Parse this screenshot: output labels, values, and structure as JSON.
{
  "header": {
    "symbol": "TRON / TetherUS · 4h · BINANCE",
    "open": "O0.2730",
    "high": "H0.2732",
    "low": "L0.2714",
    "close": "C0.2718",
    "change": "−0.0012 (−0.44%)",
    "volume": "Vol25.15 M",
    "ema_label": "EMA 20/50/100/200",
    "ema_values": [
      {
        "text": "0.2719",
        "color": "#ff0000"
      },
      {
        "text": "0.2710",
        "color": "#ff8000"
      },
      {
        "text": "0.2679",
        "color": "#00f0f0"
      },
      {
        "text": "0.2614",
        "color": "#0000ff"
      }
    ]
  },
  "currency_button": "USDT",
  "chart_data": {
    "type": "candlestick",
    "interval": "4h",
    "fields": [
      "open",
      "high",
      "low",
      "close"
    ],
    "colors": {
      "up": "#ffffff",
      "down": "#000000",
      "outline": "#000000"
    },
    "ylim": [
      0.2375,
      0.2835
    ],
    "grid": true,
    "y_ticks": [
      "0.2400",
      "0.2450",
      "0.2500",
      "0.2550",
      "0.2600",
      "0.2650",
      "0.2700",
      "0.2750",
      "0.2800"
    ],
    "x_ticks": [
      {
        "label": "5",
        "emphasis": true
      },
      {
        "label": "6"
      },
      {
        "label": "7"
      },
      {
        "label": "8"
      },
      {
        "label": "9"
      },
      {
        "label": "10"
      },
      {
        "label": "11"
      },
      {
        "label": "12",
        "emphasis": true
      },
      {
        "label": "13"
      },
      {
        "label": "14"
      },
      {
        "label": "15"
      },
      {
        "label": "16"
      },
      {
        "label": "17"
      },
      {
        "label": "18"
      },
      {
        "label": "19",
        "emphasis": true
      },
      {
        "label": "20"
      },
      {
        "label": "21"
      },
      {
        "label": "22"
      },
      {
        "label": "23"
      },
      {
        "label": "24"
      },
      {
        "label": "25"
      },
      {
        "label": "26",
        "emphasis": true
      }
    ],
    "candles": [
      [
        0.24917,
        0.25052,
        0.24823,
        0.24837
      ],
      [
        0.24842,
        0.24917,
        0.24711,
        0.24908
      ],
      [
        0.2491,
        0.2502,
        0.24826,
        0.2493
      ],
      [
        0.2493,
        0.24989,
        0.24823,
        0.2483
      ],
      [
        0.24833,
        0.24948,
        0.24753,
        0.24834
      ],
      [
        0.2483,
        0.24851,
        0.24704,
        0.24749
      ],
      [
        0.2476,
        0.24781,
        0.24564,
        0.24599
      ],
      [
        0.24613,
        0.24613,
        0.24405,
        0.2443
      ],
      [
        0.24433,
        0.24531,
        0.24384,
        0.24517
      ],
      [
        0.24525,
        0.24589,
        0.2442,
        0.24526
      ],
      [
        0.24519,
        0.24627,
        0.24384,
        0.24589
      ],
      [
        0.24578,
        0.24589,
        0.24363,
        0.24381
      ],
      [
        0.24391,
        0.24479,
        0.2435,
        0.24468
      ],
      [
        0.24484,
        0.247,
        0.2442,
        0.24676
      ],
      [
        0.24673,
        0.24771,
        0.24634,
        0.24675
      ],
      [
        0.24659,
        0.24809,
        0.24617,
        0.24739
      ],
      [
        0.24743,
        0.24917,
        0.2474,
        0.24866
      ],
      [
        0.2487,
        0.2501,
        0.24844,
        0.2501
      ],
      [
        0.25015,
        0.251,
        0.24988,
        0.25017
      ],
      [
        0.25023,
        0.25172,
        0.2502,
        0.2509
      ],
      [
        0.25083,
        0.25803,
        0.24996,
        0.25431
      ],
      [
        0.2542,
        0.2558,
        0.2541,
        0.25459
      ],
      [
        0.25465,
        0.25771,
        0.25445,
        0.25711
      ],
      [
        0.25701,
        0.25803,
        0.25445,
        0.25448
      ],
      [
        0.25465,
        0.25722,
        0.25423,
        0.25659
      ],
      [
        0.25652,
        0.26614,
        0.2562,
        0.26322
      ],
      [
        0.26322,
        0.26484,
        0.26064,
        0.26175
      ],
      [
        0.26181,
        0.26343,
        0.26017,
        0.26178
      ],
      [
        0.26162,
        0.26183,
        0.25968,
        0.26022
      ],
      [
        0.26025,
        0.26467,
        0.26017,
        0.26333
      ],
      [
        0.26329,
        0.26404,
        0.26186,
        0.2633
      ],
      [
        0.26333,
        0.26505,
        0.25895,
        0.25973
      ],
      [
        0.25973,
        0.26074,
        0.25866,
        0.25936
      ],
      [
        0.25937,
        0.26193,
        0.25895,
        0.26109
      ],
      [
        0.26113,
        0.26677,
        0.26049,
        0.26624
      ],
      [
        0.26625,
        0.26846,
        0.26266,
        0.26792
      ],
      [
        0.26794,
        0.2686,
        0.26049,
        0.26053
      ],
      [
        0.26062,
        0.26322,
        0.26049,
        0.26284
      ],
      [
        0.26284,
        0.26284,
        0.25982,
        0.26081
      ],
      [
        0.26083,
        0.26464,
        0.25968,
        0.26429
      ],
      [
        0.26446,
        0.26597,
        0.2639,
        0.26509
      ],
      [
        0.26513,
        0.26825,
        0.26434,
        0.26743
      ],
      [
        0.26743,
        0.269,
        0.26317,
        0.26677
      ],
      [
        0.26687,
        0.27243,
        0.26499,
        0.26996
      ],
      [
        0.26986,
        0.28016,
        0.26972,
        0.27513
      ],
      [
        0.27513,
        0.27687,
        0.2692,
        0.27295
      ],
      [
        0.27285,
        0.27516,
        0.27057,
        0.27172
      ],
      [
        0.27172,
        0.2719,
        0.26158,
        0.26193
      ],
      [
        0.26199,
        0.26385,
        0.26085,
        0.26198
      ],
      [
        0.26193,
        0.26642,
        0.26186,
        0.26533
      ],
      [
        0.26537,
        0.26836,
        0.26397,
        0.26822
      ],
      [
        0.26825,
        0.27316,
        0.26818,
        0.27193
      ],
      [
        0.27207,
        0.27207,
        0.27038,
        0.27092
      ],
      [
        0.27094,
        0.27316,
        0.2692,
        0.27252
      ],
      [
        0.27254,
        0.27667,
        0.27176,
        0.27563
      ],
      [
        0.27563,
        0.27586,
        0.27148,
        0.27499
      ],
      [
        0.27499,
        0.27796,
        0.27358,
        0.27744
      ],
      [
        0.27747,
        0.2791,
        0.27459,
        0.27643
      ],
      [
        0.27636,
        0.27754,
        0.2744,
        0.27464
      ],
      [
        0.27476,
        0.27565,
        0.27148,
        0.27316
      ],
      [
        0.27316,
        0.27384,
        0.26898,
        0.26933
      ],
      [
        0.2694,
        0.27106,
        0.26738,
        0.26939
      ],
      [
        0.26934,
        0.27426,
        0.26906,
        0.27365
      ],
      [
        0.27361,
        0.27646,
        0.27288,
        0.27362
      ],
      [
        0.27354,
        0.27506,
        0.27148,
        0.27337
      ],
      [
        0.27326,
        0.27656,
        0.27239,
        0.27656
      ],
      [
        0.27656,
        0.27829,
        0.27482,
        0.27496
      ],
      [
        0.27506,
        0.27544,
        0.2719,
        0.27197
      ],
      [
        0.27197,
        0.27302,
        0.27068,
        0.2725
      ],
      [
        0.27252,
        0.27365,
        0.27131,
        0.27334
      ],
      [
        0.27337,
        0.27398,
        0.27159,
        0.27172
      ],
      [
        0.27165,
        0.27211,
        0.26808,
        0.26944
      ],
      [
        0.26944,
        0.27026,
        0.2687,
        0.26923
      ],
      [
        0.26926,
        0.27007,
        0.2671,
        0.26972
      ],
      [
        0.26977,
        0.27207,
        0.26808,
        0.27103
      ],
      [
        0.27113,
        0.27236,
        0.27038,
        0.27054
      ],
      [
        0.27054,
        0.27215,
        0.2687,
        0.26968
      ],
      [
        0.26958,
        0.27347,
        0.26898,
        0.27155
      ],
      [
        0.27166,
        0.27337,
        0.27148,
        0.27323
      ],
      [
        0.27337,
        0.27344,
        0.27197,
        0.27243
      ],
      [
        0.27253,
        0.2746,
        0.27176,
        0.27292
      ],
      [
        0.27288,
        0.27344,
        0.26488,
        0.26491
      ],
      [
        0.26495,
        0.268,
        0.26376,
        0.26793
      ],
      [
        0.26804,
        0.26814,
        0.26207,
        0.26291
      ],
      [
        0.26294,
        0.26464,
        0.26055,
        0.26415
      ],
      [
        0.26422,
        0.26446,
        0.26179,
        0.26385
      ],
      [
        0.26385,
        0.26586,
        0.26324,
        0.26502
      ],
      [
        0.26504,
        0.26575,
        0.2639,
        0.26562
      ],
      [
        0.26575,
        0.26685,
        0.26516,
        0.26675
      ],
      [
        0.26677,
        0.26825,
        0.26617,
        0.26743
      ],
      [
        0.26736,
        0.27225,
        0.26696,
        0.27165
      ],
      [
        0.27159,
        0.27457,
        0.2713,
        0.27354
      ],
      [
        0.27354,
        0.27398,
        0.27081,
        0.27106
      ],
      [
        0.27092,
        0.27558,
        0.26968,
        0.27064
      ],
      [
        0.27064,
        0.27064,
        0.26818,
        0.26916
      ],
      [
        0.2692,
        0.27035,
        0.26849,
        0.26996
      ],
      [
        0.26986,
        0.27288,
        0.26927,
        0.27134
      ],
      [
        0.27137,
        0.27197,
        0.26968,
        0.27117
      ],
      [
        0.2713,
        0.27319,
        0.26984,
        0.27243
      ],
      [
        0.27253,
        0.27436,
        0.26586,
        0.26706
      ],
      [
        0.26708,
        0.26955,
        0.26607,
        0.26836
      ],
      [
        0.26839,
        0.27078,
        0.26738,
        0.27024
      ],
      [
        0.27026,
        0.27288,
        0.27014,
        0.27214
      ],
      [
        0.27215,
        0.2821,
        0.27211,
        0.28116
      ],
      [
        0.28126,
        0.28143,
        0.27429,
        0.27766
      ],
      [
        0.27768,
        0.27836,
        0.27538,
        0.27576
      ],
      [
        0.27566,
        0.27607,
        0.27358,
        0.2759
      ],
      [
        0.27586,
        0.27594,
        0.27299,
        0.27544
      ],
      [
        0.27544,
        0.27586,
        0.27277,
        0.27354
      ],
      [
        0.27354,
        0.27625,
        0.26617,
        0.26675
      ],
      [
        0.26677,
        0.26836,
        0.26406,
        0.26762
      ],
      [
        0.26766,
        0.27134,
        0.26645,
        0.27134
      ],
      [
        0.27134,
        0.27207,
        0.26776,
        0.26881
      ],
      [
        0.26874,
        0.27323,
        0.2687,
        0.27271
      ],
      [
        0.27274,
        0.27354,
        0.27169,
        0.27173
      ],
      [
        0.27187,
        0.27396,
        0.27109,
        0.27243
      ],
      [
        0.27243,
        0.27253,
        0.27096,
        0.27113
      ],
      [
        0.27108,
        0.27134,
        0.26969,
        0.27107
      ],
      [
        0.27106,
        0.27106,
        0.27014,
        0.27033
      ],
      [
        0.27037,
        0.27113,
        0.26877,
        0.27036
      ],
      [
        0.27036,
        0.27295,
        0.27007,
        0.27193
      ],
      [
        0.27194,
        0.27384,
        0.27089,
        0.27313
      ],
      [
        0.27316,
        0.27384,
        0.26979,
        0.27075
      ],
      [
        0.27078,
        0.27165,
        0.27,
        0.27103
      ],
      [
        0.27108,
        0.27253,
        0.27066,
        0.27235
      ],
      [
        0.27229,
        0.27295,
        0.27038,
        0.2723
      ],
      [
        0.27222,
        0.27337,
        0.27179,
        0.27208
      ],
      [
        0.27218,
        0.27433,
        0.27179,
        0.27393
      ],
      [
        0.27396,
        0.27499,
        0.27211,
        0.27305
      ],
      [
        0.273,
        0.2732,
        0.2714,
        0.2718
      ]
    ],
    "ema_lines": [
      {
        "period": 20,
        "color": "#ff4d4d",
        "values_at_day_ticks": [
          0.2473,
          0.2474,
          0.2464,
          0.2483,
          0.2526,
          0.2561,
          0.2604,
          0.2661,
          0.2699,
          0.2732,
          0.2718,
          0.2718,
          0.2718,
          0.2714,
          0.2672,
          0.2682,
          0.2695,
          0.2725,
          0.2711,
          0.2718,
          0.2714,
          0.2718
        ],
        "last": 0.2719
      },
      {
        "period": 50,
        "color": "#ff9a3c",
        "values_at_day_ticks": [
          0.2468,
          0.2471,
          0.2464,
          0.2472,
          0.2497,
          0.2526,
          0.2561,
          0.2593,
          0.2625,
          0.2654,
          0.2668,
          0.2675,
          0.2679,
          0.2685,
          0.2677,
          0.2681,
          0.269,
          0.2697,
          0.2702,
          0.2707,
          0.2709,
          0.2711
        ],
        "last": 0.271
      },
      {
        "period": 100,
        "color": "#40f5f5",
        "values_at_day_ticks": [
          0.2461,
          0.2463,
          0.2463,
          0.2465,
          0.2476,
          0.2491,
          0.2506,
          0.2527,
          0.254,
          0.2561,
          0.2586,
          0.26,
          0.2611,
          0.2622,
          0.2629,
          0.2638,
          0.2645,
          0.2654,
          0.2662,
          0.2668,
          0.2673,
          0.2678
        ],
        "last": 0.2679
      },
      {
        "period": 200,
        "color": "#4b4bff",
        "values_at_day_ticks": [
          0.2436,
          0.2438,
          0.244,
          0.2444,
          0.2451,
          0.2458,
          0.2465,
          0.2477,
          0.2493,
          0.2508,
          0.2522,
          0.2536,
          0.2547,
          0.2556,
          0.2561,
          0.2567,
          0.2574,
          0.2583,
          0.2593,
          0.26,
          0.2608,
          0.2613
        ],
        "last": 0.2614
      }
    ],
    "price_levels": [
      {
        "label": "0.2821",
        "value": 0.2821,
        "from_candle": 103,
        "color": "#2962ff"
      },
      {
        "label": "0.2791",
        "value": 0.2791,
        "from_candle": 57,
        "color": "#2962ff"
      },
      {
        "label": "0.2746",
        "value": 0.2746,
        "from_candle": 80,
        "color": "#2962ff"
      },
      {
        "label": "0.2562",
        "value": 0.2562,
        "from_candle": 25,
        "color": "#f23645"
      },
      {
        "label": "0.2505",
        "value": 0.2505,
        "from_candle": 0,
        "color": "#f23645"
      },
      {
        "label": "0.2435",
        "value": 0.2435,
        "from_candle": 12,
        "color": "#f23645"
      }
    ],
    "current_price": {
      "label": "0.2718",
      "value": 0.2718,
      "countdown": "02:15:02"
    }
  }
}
▬▬▬
Required task :: Report all lines of the data above that include the string "last".

Exercise result ::
        "last": 0.2719
        "last": 0.271
        "last": 0.2679
        "last": 0.2614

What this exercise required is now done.